● Directions for this task
In the entries below, count the lines holding "onion". Reply with the number only.

● Records shown
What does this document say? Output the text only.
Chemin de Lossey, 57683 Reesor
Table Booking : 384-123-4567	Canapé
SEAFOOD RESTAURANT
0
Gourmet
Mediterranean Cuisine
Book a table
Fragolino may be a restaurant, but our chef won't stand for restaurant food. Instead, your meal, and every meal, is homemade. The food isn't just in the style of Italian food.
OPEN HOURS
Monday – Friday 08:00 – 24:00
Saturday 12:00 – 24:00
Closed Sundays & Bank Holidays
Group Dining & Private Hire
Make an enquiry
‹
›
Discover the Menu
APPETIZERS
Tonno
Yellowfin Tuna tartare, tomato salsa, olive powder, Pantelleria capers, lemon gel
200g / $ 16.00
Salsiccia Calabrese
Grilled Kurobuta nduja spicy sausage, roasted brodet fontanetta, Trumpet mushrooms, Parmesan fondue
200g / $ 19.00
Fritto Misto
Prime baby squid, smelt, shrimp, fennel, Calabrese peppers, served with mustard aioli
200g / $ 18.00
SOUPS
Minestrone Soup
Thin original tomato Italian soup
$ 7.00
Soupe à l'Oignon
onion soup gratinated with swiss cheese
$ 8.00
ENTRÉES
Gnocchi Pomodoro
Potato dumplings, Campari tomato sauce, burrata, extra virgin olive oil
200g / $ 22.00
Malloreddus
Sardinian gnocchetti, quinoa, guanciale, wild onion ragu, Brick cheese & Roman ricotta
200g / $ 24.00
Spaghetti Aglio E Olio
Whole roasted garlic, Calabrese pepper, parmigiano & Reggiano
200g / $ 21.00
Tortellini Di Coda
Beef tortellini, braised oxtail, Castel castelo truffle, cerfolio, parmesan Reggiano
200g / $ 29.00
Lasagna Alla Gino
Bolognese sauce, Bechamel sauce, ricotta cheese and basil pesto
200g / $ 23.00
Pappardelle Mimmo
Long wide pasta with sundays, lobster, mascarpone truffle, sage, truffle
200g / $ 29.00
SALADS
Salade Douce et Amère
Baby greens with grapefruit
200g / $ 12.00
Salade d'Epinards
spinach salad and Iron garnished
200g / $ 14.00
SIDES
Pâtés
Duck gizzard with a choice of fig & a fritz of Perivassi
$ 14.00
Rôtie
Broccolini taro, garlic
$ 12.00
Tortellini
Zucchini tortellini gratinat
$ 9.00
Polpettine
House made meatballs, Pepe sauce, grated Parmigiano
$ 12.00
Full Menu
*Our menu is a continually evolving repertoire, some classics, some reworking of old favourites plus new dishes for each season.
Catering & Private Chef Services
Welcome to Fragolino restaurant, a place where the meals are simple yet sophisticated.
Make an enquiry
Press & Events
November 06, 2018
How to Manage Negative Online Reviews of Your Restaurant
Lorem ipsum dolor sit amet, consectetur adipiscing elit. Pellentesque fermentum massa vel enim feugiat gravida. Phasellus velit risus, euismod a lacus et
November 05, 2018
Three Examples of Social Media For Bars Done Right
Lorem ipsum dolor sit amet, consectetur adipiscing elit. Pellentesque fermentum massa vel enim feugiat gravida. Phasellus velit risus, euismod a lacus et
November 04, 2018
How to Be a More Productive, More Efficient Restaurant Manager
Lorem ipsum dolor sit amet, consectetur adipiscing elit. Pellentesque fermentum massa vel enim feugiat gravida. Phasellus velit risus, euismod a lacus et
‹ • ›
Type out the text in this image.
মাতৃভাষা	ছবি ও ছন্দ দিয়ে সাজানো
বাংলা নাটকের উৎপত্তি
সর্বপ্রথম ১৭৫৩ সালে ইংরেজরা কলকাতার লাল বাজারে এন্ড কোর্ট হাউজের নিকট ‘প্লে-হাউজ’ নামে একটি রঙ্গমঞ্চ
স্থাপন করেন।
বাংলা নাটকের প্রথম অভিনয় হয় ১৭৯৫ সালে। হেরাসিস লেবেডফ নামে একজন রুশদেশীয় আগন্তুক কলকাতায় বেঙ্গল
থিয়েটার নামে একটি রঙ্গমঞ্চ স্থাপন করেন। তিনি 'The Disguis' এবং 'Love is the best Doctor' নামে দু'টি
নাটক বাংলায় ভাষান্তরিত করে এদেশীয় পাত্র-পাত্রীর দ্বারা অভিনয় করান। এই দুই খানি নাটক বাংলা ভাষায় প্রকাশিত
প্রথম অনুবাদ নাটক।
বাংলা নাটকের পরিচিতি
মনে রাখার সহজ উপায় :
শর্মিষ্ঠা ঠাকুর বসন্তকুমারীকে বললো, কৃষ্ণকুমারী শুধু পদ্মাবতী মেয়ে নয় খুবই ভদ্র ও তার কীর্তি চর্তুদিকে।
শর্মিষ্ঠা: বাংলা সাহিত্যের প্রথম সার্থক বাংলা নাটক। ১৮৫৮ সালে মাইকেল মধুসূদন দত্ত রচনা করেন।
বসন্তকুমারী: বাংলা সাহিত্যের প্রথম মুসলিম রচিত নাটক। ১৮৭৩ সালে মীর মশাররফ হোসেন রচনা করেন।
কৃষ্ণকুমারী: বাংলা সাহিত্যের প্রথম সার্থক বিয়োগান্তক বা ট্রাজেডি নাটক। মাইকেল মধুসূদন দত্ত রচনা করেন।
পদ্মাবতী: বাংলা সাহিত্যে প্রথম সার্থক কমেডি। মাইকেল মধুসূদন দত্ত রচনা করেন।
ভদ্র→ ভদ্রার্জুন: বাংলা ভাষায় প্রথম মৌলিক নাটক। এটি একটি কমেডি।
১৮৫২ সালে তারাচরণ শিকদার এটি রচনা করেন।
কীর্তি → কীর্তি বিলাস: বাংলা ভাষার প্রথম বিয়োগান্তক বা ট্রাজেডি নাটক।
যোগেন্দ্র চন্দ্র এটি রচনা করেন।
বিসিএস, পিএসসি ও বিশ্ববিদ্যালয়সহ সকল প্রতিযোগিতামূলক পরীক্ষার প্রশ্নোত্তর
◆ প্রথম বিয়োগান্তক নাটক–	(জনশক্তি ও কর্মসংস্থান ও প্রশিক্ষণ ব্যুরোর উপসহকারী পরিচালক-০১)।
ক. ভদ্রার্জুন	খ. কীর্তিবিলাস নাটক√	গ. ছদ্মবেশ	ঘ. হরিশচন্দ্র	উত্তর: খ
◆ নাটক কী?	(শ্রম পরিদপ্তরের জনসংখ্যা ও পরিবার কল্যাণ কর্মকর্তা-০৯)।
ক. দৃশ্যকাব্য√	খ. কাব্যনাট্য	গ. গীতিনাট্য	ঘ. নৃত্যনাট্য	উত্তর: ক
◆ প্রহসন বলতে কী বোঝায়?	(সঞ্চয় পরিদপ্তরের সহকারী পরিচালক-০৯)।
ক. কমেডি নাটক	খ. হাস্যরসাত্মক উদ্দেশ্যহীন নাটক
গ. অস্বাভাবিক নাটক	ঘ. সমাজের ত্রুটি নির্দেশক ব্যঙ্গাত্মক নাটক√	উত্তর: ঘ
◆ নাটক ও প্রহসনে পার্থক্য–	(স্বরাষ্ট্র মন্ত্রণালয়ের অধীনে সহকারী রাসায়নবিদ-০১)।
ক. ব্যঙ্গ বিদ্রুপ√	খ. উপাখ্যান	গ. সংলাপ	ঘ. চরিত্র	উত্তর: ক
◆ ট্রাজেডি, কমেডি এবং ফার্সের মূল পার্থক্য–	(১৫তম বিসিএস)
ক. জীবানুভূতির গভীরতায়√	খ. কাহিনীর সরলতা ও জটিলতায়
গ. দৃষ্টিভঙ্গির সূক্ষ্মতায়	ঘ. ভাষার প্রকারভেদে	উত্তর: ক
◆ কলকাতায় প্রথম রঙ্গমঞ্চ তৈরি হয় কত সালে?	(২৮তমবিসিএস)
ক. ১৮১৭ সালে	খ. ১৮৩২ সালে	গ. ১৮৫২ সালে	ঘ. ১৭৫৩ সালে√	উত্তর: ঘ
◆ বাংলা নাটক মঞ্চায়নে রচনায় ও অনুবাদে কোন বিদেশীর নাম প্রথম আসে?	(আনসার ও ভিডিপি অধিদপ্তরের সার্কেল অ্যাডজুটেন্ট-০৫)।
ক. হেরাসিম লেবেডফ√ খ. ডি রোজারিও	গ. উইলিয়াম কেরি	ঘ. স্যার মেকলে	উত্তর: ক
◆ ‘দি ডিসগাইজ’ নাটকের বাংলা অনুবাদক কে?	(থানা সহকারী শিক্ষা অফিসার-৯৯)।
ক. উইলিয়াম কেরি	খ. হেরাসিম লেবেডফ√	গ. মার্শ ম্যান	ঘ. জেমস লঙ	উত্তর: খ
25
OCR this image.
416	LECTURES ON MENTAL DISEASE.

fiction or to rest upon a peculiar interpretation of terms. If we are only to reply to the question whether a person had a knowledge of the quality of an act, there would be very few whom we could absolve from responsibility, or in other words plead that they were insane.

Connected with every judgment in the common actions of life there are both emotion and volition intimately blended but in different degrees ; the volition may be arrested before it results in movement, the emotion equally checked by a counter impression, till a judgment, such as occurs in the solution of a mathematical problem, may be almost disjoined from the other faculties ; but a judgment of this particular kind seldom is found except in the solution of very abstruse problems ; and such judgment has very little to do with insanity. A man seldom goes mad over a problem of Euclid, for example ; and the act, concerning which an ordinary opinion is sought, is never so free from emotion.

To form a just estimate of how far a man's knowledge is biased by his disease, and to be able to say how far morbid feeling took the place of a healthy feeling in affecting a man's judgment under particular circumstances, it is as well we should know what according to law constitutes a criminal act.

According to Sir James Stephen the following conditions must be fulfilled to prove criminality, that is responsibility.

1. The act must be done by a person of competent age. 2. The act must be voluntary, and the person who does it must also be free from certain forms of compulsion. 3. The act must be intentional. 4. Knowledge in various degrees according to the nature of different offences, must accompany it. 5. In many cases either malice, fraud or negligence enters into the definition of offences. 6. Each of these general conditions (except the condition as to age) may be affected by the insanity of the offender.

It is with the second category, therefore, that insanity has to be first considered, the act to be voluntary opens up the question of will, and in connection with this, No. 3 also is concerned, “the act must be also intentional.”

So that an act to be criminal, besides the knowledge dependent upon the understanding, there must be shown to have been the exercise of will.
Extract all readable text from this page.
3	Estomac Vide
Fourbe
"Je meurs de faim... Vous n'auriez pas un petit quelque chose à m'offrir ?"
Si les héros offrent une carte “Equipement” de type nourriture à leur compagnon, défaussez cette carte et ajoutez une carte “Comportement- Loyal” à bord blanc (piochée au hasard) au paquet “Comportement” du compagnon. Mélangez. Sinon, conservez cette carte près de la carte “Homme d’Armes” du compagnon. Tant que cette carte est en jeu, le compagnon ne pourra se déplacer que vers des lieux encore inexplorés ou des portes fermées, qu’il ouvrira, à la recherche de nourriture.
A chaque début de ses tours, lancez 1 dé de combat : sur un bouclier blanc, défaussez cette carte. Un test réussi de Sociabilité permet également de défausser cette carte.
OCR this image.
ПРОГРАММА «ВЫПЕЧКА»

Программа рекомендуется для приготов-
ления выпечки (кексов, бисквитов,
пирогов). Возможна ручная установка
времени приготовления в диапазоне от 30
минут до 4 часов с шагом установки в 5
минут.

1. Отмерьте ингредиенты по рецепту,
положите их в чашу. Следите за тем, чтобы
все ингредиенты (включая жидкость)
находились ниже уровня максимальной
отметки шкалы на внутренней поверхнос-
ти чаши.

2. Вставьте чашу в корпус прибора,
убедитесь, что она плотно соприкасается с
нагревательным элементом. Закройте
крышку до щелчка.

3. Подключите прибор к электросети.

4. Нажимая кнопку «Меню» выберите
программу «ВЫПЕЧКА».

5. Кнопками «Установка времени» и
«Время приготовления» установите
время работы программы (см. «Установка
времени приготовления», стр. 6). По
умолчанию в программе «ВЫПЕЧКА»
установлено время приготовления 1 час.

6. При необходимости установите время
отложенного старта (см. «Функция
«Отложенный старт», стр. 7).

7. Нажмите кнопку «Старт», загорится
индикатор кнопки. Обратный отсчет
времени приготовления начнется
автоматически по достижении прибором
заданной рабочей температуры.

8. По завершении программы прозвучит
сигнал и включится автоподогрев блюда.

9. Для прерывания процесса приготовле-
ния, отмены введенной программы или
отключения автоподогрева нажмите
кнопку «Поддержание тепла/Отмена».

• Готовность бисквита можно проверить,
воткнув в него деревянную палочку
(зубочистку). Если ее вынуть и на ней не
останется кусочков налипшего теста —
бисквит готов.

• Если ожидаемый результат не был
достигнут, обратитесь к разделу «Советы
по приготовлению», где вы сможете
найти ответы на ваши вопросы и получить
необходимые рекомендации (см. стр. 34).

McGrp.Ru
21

● Right answer
2